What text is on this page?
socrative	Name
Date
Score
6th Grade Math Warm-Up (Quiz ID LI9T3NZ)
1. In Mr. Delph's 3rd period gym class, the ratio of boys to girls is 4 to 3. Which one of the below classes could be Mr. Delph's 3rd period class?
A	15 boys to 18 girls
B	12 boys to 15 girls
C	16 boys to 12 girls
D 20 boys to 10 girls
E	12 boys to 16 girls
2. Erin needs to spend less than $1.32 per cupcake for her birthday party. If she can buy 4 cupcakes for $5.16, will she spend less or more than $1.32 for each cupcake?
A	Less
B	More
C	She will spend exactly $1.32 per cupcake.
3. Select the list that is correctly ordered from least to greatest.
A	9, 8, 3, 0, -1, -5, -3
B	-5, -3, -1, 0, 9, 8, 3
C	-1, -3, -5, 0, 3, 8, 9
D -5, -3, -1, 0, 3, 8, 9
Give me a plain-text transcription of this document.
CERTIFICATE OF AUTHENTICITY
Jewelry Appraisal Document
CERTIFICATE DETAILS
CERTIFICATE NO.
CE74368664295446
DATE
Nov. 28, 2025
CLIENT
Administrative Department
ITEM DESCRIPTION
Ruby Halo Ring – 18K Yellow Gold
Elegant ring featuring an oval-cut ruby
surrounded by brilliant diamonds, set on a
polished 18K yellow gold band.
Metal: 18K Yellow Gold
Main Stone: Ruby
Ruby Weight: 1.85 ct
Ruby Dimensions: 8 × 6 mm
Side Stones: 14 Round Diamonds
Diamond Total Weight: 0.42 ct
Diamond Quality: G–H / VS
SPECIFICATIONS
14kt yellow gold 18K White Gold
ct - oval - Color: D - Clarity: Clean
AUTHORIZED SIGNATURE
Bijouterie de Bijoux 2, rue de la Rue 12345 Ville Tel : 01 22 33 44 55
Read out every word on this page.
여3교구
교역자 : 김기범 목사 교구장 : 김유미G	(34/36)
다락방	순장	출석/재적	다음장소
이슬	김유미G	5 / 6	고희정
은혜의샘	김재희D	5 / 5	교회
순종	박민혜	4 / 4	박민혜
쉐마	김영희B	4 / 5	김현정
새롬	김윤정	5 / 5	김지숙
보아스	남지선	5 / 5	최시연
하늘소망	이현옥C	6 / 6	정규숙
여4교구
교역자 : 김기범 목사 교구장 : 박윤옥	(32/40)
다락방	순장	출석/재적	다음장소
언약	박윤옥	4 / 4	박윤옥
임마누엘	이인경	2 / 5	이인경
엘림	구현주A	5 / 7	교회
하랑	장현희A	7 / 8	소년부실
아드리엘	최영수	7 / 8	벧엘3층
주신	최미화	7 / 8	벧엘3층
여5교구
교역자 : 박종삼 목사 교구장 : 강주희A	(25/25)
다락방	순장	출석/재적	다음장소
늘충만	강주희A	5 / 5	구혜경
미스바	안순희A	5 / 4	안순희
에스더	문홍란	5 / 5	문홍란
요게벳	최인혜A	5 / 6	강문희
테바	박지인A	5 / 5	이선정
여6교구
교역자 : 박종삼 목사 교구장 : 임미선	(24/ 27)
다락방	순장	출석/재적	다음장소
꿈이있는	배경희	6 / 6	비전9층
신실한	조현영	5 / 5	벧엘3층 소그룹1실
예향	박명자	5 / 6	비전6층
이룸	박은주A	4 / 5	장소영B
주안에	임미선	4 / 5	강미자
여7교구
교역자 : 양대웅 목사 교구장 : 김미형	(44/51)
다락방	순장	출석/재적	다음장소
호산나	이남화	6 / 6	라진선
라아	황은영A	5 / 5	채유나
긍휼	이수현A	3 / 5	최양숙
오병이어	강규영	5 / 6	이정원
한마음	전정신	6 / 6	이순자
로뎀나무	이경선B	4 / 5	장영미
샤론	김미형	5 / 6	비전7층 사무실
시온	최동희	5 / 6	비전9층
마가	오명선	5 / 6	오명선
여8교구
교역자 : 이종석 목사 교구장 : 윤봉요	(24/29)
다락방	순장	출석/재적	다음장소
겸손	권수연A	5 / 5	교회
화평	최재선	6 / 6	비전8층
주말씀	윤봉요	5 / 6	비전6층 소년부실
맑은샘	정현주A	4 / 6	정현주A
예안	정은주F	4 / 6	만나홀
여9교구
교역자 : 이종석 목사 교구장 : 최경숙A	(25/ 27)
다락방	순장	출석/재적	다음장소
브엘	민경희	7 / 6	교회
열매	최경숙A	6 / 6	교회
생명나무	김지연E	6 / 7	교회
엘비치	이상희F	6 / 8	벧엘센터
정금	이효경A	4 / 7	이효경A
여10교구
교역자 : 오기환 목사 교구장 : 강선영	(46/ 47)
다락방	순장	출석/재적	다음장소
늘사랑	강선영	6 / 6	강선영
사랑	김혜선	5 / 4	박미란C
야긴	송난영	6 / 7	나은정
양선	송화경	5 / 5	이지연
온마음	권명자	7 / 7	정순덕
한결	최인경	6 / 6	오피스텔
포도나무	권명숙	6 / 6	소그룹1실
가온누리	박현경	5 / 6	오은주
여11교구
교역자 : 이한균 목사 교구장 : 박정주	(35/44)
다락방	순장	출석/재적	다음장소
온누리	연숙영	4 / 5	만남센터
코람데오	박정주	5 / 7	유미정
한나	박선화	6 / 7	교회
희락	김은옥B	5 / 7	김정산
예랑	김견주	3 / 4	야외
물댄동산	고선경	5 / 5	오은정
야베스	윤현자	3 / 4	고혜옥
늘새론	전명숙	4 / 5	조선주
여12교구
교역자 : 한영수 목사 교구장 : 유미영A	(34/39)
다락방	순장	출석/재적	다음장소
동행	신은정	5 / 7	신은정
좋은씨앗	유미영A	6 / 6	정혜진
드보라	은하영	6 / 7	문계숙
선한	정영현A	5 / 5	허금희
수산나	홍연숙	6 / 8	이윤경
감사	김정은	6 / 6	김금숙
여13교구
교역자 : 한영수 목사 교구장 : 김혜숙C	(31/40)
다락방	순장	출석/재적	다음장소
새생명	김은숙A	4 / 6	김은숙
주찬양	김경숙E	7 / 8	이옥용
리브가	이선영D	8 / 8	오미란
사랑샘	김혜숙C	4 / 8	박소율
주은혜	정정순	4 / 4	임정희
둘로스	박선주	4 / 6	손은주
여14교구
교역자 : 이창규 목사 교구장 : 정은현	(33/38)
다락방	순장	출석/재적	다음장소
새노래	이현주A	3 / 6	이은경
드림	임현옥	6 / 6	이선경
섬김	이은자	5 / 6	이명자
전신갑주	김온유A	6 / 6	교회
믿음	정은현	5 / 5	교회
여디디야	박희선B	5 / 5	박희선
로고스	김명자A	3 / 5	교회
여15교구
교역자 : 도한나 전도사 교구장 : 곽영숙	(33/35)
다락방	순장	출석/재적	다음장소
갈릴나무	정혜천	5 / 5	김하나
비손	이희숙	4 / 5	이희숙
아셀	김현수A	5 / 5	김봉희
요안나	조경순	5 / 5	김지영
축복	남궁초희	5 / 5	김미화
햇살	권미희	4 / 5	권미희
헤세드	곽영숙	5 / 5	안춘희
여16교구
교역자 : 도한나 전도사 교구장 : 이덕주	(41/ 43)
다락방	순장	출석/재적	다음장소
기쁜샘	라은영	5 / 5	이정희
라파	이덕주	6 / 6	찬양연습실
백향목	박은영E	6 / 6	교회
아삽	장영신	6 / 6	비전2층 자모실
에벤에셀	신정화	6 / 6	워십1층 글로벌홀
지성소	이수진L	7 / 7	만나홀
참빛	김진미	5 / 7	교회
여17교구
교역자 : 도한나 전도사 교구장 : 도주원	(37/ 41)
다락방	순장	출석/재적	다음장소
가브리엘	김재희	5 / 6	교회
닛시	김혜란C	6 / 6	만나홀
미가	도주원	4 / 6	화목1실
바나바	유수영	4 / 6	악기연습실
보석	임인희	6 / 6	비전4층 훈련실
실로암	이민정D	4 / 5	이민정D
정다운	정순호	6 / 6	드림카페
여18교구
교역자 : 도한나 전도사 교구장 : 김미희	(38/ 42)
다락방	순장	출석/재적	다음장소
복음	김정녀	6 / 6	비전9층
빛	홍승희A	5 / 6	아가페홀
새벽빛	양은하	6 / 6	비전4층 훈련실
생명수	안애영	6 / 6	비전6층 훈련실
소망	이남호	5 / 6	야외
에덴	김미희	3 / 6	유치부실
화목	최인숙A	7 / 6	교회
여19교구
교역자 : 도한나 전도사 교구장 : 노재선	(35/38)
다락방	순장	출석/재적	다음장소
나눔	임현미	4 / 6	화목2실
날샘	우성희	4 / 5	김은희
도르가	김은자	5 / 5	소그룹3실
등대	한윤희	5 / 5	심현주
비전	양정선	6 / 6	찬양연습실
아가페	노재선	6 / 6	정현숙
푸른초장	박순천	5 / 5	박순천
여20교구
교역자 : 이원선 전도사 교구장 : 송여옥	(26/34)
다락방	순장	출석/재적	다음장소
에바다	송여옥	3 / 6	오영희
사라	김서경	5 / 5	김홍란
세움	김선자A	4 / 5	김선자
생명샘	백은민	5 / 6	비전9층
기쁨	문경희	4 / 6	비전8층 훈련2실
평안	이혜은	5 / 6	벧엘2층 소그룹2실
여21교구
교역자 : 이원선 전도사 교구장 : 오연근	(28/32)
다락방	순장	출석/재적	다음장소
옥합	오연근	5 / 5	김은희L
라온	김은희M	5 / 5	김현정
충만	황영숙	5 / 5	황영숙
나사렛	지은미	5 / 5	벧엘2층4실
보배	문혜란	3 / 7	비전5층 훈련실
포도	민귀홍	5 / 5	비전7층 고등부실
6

**Problem to solve:**
Out of the material above, select every line that holds the string "text".

**Written reply:**
What text is on this page?
Give me a plain-text transcription of this document.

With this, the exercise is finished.